━━━ Records shown

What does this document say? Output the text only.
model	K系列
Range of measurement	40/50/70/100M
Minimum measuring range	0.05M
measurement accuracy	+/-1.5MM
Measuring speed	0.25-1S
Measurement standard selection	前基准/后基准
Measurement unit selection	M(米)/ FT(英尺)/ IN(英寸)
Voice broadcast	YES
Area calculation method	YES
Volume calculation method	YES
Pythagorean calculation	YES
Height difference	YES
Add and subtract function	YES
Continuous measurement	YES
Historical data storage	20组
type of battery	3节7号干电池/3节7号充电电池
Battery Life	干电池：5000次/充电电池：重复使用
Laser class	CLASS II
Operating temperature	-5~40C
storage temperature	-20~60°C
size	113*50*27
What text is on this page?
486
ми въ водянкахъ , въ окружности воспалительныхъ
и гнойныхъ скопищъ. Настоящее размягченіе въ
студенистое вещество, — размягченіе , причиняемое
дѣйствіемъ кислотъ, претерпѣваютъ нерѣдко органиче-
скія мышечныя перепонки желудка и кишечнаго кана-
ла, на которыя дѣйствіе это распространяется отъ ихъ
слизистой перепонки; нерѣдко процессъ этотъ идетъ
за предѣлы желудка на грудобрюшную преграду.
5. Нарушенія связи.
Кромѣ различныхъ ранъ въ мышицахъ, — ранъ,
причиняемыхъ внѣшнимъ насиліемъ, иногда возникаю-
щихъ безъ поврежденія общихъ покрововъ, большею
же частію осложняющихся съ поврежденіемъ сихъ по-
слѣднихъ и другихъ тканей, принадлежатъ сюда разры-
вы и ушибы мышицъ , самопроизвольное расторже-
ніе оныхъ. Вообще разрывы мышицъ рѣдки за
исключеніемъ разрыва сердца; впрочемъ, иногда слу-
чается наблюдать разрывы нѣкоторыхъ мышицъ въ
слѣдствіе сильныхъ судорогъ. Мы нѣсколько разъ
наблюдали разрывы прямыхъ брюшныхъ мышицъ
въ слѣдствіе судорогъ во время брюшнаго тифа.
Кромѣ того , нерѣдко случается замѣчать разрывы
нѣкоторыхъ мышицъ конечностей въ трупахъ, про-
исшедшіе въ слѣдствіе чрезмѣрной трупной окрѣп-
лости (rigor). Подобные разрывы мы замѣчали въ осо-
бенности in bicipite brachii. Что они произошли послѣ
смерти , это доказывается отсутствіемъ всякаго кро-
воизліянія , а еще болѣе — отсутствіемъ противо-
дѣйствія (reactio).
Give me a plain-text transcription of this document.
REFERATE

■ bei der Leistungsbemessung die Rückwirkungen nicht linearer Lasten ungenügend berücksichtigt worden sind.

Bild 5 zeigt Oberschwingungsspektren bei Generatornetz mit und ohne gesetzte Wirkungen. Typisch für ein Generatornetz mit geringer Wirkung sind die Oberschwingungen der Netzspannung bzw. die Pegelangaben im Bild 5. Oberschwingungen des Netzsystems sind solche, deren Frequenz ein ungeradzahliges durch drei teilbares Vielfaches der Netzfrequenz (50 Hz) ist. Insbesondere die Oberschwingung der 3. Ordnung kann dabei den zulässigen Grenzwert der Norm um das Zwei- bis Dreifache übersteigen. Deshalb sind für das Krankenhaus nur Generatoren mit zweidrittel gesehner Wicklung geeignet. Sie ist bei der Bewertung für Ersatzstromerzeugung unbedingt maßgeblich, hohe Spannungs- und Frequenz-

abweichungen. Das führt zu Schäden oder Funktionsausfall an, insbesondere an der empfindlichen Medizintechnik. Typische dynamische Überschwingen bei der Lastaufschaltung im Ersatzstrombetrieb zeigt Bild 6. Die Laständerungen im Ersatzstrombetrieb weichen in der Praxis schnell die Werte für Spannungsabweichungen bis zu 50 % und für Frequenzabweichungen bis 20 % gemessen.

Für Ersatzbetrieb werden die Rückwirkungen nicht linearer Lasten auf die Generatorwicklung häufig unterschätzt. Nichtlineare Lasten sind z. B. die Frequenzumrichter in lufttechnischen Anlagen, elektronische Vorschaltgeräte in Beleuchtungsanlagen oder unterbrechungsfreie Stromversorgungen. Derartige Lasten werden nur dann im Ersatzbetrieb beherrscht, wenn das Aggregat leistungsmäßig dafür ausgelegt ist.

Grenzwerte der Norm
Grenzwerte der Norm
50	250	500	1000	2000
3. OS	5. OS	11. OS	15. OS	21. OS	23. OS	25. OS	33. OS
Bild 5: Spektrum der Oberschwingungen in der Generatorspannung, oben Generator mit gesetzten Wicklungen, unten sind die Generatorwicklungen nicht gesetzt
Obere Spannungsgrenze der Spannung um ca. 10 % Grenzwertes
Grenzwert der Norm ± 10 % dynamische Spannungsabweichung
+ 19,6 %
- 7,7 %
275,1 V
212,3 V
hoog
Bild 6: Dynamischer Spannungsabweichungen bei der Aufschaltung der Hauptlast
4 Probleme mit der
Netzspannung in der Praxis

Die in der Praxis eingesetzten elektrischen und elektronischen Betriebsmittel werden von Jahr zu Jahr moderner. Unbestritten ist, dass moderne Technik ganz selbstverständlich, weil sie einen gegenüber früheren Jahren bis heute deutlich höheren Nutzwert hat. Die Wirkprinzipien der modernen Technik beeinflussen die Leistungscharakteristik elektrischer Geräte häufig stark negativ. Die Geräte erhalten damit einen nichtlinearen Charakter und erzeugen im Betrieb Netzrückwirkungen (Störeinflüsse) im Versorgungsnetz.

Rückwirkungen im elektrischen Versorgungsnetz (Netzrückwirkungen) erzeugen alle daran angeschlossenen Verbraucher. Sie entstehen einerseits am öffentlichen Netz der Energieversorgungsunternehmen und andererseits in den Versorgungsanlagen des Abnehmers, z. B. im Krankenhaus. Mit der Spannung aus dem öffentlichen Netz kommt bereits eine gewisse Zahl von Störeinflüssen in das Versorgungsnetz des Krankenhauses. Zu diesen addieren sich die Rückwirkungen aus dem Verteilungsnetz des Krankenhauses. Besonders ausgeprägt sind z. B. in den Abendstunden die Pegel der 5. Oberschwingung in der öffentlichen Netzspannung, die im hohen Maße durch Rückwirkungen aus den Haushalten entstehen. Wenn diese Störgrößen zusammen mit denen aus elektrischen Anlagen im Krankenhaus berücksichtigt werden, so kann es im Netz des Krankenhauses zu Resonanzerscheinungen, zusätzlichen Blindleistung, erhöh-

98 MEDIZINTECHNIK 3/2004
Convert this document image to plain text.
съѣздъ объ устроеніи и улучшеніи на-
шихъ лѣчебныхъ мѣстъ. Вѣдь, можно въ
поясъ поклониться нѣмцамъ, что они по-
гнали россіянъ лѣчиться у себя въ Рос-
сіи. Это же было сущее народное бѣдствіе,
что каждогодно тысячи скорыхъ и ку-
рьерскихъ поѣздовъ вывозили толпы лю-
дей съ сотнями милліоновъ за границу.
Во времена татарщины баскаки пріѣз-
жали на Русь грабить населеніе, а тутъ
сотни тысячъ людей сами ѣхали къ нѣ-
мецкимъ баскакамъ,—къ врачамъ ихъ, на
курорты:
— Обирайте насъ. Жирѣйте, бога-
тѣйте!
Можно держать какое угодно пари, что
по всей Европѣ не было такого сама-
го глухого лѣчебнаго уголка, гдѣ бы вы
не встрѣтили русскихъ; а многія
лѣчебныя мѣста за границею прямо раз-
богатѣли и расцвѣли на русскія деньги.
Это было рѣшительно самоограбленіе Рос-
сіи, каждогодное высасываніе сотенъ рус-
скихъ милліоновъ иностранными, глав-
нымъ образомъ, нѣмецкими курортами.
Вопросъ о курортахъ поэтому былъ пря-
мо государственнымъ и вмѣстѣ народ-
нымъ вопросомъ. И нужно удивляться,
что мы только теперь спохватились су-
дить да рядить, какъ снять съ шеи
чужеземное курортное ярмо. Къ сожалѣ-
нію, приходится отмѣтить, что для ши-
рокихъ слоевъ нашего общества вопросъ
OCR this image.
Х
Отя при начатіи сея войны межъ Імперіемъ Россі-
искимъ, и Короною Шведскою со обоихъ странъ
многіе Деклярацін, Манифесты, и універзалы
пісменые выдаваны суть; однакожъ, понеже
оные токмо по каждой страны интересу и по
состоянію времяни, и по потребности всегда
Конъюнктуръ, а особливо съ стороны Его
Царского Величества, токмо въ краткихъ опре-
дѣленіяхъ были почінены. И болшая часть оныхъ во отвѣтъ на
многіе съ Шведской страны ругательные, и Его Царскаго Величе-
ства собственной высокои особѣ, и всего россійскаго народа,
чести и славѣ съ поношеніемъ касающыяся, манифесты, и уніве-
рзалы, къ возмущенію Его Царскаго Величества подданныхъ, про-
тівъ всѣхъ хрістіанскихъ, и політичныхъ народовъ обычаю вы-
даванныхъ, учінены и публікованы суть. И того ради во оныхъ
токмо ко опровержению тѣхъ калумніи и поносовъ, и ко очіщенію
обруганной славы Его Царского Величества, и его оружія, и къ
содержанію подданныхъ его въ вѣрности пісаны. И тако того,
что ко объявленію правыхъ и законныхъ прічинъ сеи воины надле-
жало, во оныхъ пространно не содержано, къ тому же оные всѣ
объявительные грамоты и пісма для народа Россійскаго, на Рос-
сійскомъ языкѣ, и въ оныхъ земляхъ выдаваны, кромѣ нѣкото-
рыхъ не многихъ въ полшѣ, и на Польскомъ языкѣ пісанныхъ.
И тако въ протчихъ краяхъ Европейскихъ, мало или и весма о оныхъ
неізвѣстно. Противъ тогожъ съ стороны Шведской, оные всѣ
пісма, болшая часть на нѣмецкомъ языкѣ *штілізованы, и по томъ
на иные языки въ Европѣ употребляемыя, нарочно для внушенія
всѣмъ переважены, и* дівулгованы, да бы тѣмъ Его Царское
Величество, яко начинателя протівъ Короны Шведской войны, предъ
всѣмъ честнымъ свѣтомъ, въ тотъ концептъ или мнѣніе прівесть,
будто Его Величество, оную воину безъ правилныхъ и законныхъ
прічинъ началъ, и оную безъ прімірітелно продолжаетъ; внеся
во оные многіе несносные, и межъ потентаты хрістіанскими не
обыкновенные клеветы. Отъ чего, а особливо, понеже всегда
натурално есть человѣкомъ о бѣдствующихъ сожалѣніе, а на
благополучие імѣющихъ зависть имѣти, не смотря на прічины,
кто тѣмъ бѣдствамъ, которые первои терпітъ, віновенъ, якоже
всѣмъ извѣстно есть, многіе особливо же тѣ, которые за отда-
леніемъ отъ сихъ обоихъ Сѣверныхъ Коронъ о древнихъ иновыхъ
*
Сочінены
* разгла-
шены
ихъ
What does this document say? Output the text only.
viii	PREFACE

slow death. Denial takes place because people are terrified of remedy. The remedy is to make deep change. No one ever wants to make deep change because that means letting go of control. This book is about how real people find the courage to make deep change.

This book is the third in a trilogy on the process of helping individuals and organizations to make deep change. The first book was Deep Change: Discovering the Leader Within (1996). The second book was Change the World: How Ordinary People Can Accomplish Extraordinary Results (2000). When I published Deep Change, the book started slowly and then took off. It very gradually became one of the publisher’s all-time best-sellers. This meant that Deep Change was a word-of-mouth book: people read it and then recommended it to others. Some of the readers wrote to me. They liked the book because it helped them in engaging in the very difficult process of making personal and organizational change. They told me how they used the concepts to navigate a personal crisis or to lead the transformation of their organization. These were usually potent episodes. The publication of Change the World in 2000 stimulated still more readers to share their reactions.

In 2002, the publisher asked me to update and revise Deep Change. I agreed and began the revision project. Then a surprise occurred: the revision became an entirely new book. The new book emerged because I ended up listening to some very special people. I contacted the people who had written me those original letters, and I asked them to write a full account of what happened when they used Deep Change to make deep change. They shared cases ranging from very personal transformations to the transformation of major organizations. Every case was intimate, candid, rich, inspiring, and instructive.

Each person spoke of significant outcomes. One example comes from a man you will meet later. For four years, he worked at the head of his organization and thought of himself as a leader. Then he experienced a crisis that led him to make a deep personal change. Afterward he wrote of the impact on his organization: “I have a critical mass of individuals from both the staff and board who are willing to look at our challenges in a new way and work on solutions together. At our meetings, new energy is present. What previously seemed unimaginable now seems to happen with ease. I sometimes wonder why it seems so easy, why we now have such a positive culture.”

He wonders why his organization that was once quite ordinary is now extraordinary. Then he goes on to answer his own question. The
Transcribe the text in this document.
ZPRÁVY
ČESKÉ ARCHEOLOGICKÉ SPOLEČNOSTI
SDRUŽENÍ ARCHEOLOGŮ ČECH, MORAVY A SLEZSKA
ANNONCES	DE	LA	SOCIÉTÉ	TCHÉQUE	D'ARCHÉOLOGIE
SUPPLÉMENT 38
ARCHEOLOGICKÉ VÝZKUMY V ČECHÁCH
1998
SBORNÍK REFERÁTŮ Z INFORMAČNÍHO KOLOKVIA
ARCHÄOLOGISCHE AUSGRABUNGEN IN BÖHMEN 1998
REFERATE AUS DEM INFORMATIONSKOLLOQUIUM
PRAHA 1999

━━━━━━

What to work on:
Copy out all lines that carry the word "часть".

Answer:
дѣленіяхъ были почінены. И болшая часть оныхъ во отвѣтъ на
пісма, болшая часть на нѣмецкомъ языкѣ *штілізованы, и по томъ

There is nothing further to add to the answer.